■ **Check your understanding**
(a) In the text on accessibility compromises, how is Braille described for most learners?
(b) In the accessibility text, rewrite the passage from "Compromises are not" to "to blind learners.", swapping "learners" for "students".
(c) Carry on the text about accessibility compromises past its final sentence.

■ **Extract**
Not a “get out of jail” card

Compromises are not a “get out of jail free” card for accessibility. With accessibility-aware design the majority of resources should be more than capable of being used by the widest range of learners. However, accessibility should be about being creative in maximising opportunities for as many as possible rather than minimising them to the lowest compliant denominator. If particular activities add particular value to some learners but not others, it is unethical to deny a positive experience to some just because you cannot provide it equally to all. Braille is entirely inaccessible to most learners but we don’t use that to deny it to blind learners.

Compromises are inevitable, particularly when practice is creative and exploratory. You know you’ve got it wrong if your compromises continually lock out the same group of people.

You know you’ve got it right if your attempts at creative alternatives and reflective signposting enhance your engagement with acessibility. We hope that the guidance above will help you maximise the right compromises.

We hope that the guidance above will help you maximise the right compromises.

■ **Input data**
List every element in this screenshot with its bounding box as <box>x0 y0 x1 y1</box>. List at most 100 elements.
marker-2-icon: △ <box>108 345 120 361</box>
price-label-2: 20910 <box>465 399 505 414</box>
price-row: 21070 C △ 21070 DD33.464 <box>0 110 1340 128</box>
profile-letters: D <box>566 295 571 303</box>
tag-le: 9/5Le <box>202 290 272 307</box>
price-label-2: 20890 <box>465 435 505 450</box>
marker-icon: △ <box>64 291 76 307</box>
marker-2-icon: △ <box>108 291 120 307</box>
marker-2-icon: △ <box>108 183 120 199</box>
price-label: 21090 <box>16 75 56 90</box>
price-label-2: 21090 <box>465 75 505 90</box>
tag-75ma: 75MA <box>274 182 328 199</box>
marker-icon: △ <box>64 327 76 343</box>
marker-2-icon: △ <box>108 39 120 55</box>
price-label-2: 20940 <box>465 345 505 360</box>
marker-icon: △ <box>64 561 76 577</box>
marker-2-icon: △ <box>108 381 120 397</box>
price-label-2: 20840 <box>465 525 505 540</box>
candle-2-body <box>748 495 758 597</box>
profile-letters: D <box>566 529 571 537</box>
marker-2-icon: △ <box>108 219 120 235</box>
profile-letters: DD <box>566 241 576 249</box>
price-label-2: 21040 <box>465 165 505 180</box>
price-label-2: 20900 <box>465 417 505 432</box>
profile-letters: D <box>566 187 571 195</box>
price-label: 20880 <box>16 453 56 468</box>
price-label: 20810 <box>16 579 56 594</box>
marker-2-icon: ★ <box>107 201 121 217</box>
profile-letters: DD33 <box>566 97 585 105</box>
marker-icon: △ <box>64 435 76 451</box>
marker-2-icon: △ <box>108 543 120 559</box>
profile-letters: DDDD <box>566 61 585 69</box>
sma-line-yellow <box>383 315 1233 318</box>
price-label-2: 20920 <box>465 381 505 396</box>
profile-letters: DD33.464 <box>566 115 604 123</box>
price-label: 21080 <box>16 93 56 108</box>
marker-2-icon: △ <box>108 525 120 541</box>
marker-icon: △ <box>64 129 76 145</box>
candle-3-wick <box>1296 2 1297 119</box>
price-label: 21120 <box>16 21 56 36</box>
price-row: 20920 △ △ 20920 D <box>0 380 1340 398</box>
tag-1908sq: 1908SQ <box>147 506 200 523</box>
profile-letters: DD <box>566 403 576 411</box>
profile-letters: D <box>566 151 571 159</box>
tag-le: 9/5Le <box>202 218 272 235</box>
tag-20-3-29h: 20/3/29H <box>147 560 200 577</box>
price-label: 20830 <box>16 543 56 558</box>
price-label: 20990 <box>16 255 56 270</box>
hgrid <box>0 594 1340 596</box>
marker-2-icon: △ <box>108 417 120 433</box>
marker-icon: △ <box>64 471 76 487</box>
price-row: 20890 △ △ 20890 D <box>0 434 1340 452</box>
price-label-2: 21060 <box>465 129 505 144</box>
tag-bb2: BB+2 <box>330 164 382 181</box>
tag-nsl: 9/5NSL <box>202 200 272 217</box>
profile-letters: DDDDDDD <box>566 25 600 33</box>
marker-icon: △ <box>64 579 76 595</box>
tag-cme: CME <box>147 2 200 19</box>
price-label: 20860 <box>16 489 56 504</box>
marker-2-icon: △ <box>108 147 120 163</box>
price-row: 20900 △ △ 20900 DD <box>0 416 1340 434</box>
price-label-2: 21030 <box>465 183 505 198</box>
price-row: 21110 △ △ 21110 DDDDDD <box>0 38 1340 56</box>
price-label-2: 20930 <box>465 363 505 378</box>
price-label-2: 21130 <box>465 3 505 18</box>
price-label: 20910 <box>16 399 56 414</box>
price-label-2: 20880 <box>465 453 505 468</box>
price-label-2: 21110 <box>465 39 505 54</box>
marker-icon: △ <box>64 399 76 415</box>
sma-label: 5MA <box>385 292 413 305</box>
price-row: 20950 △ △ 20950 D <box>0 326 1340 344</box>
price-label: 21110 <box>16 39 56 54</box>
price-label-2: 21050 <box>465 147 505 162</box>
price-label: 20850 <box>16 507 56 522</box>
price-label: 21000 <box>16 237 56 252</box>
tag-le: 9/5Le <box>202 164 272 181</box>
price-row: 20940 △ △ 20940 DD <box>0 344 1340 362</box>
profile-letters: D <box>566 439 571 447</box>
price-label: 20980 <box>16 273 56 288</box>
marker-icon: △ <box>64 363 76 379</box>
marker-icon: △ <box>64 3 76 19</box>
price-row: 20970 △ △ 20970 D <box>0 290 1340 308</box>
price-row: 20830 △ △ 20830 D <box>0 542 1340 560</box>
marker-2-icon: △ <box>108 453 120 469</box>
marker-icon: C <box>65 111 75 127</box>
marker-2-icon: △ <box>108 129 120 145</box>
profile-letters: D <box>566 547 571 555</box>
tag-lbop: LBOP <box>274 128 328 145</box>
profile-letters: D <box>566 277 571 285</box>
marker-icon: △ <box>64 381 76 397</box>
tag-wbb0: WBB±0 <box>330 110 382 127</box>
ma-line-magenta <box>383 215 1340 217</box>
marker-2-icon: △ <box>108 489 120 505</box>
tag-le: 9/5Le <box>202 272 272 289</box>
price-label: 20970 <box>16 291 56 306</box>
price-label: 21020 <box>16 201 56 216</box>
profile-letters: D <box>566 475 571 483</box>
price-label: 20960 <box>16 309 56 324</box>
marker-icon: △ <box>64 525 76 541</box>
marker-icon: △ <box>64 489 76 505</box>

■ **Results of the tasks**
(a) Entirely inaccessible.

(b)
Compromises are not a “get out of jail free” card for accessibility. With accessibility-aware design the majority of resources should be more than capable of being used by the widest range of students. However, accessibility should be about being creative in maximising opportunities for as many as possible rather than minimising them to the lowest compliant denominator. If particular activities add particular value to some students but not others, it is unethical to deny a positive experience to some just because you cannot provide it equally to all. Braille is entirely inaccessible to most students but we don’t use that to deny it to blind students.

(c)
2 thoughts on “Accessibility in the real world – compromises that count

  1. Joy

    A very thought provoking post, which acknowledges some of the real issues that we face. I particularly liked the idea of putting ‘consideration’ at the forefront of our decision making and how we can work with others to make this a priority. Wonderful!

    Reply
    1. Jisc accessibility and inclusion Post author

      Thanks Joy; yes, there are definitely some real issues – particularly when working in education where it’s not just about ‘making information accessible’ but its also about ‘making learning engaging’. The blossoming of apps and content creation tools is another aspect of choice that matters – some are better than others in terms of their output. The most exciting bit of the challenge though is involving disabled users in design because it can give really good new ideas.